# What is asked
From the records below, copy every line that contains the word "CVDグラフェン".
[Start of Dataset records]
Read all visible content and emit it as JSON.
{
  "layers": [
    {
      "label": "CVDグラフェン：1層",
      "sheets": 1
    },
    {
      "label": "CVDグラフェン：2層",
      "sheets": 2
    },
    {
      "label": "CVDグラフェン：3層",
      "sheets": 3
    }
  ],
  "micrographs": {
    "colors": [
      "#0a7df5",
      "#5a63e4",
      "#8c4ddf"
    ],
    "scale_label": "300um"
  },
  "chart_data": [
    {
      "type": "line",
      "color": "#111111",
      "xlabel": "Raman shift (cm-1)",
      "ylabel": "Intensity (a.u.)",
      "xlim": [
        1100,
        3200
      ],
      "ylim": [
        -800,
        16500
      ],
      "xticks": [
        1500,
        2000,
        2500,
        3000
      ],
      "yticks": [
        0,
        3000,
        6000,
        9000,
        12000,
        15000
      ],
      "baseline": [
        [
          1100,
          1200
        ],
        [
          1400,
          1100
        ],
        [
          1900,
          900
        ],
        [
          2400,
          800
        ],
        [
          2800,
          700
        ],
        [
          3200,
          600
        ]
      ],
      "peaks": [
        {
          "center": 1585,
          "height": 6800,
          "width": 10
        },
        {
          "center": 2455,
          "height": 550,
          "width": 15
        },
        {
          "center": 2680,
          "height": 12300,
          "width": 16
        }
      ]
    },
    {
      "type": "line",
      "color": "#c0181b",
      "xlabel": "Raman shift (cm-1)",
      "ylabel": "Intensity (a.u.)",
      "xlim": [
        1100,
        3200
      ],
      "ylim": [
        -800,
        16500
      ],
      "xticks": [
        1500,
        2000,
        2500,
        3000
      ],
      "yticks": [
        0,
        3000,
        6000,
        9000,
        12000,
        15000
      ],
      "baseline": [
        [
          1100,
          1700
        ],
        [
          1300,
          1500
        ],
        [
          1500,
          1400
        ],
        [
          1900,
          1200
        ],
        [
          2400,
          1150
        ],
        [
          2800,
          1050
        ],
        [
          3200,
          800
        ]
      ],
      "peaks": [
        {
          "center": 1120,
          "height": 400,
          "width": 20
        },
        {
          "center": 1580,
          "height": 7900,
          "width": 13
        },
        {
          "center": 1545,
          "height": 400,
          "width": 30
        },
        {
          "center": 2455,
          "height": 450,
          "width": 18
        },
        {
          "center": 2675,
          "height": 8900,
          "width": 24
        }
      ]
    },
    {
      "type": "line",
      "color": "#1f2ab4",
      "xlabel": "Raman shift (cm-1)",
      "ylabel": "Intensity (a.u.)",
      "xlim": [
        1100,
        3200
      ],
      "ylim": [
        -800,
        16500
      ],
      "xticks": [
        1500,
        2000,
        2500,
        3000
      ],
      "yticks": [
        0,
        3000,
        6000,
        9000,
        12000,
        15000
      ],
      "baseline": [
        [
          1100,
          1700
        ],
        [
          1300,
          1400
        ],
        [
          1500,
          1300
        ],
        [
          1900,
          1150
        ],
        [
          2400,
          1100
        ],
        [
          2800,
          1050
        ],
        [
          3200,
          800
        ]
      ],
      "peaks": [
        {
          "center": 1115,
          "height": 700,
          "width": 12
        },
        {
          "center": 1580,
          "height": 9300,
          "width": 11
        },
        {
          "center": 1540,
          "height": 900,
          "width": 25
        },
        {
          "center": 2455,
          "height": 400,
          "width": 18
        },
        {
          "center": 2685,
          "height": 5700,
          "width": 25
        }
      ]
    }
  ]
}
[End of Dataset records]
# Output below
      "label": "CVDグラフェン：1層",
      "label": "CVDグラフェン：2層",
      "label": "CVDグラフェン：3層",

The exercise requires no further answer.